### The exercise
Report how many lines hold the string "frac". Give the number and nothing else.

### Records shown
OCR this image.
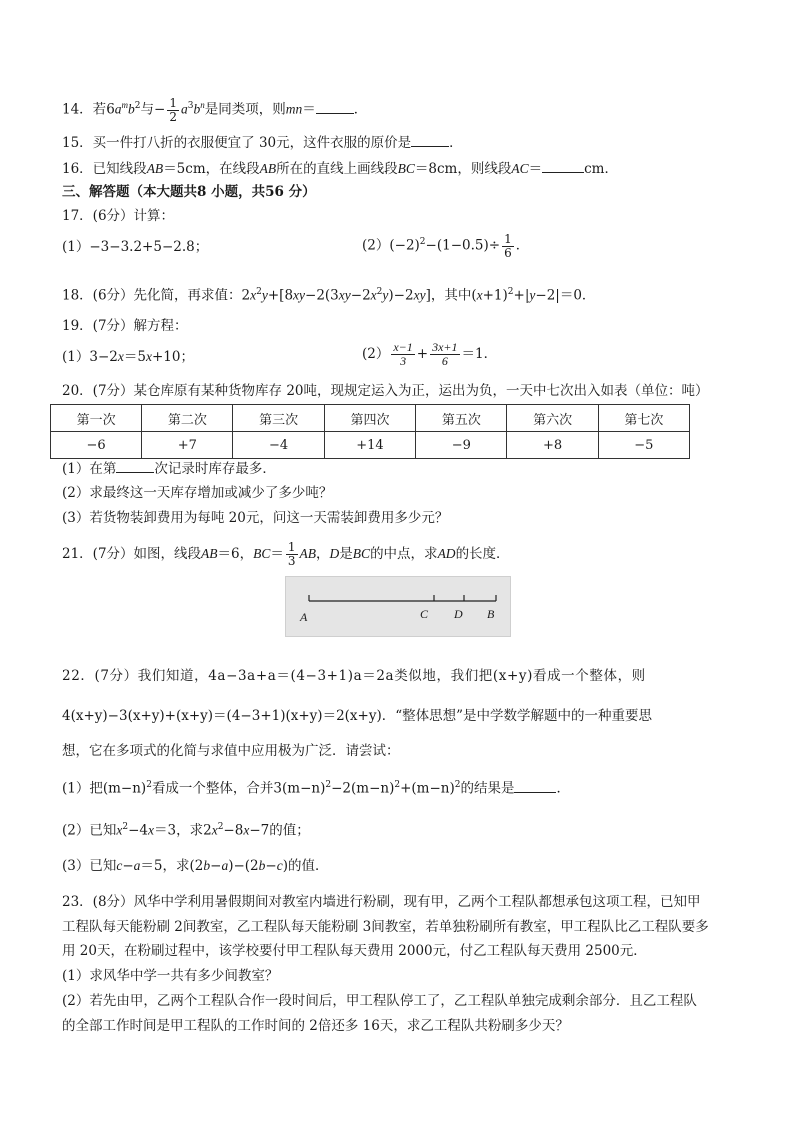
14．若$6a^mb^2$与− $\frac{1}{2} a^3b^n$是同类项，则mn＝	．
15．买一件打八折的衣服便宜了 30元，这件衣服的原价是	．
16．已知线段AB＝5cm，在线段AB所在的直线上画线段BC＝8cm，则线段AC＝	cm．
三、解答题（本大题共8 小题，共56 分）
17．(6分）计算：
(1）−3−3.2+5−2.8；	$(2)(-2)^2-(1-0.5)\div \frac{1}{6}$ ．
18．(6分）先化简，再求值：$2x^2y+[8xy-2(3xy-2x^2y)-2xy]$，其中$(x+1)^2+|y-2|=0$．
19．(7分）解方程：
(1）3−2x＝5x+10；	$(2) \frac{x-1}{3} + \frac{3x+1}{6} =1$．
20．(7分）某仓库原有某种货物库存 20吨，现规定运入为正，运出为负，一天中七次出入如表（单位：吨）
第一次	第二次	第三次	第四次	第五次	第六次	第七次
−6	+7	−4	+14	−9	+8	−5
(1）在第	次记录时库存最多．
(2）求最终这一天库存增加或减少了多少吨？
(3）若货物装卸费用为每吨 20元，问这一天需装卸费用多少元？
21．(7分）如图，线段AB＝6，$BC= \frac{1}{3}$ AB，D是BC的中点，求AD的长度．
A	C D B
22．(7分）我们知道，4a−3a+a＝(4−3+1)a＝2a类似地，我们把(x+y)看成一个整体，则
4(x+y)−3(x+y)+(x+y)＝(4−3+1)(x+y)＝2(x+y)．“整体思想”是中学数学解题中的一种重要思
想，它在多项式的化简与求值中应用极为广泛．请尝试：
(1）把$(m-n)^2$看成一个整体，合并$3(m-n)^2-2(m-n)^2+(m-n)^2$的结果是	．
(2）已知$x^2-4x=3$，求$2x^2-8x-7$的值；
(3）已知c−a＝5，求(2b−a)−(2b−c)的值．
23．(8分）风华中学利用暑假期间对教室内墙进行粉刷，现有甲，乙两个工程队都想承包这项工程，已知甲
工程队每天能粉刷 2间教室，乙工程队每天能粉刷 3间教室，若单独粉刷所有教室，甲工程队比乙工程队要多
用 20天，在粉刷过程中，该学校要付甲工程队每天费用 2000元，付乙工程队每天费用 2500元．
(1）求风华中学一共有多少间教室？
(2）若先由甲，乙两个工程队合作一段时间后，甲工程队停工了，乙工程队单独完成剩余部分．且乙工程队
的全部工作时间是甲工程队的工作时间的 2倍还多 16天，求乙工程队共粉刷多少天？
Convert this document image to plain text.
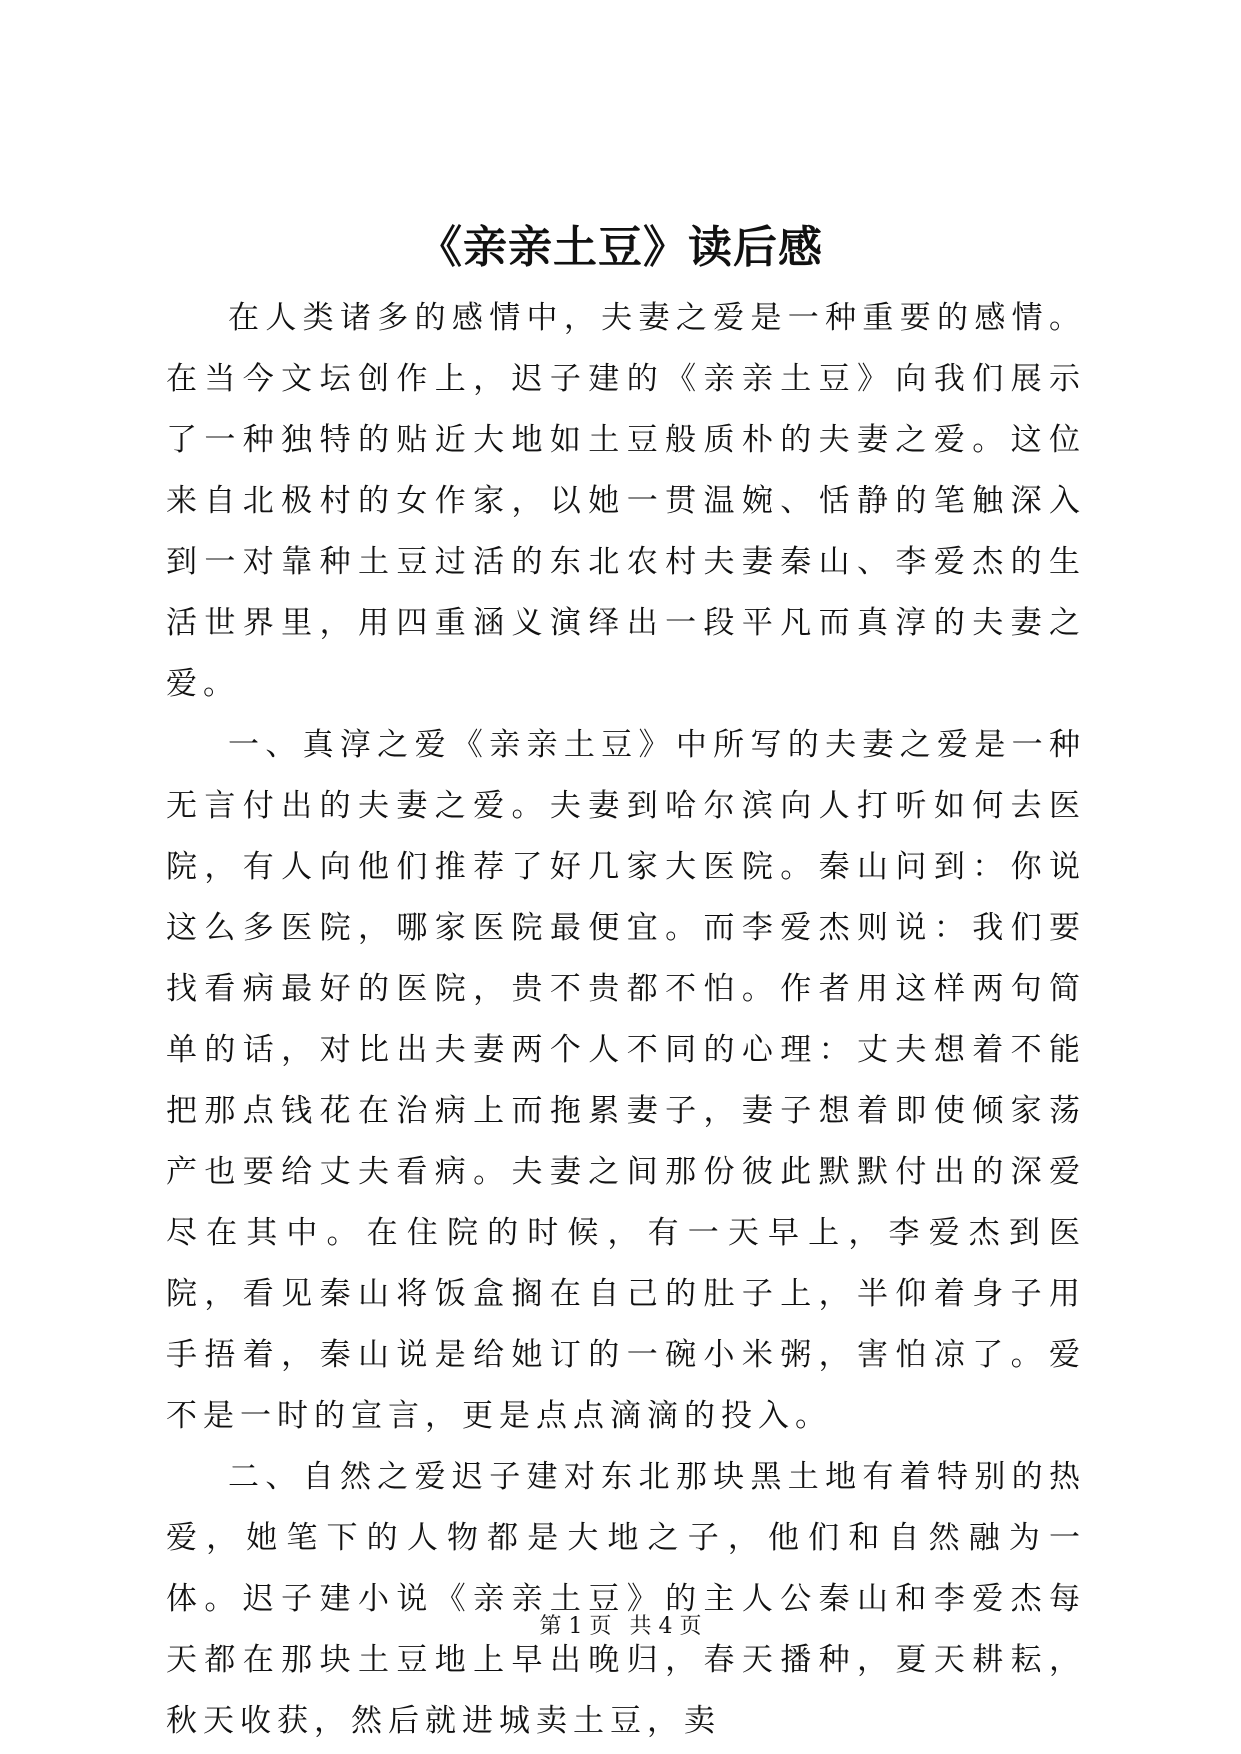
《亲亲土豆》读后感

在人类诸多的感情中，夫妻之爱是一种重要的感情。在当今文坛创作上，迟子建的《亲亲土豆》向我们展示了一种独特的贴近大地如土豆般质朴的夫妻之爱。这位来自北极村的女作家，以她一贯温婉、恬静的笔触深入到一对靠种土豆过活的东北农村夫妻秦山、李爱杰的生活世界里，用四重涵义演绎出一段平凡而真淳的夫妻之爱。

一、真淳之爱《亲亲土豆》中所写的夫妻之爱是一种无言付出的夫妻之爱。夫妻到哈尔滨向人打听如何去医院，有人向他们推荐了好几家大医院。秦山问到：你说这么多医院，哪家医院最便宜。而李爱杰则说：我们要找看病最好的医院，贵不贵都不怕。作者用这样两句简单的话，对比出夫妻两个人不同的心理：丈夫想着不能把那点钱花在治病上而拖累妻子，妻子想着即使倾家荡产也要给丈夫看病。夫妻之间那份彼此默默付出的深爱尽在其中。在住院的时候，有一天早上，李爱杰到医院，看见秦山将饭盒搁在自己的肚子上，半仰着身子用手捂着，秦山说是给她订的一碗小米粥，害怕凉了。爱不是一时的宣言，更是点点滴滴的投入。

二、自然之爱迟子建对东北那块黑土地有着特别的热爱，她笔下的人物都是大地之子，他们和自然融为一体。迟子建小说《亲亲土豆》的主人公秦山和李爱杰每天都在那块土豆地上早出晚归，春天播种，夏天耕耘，秋天收获，然后就进城卖土豆，卖

第 1 页 共 4 页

### The solution
4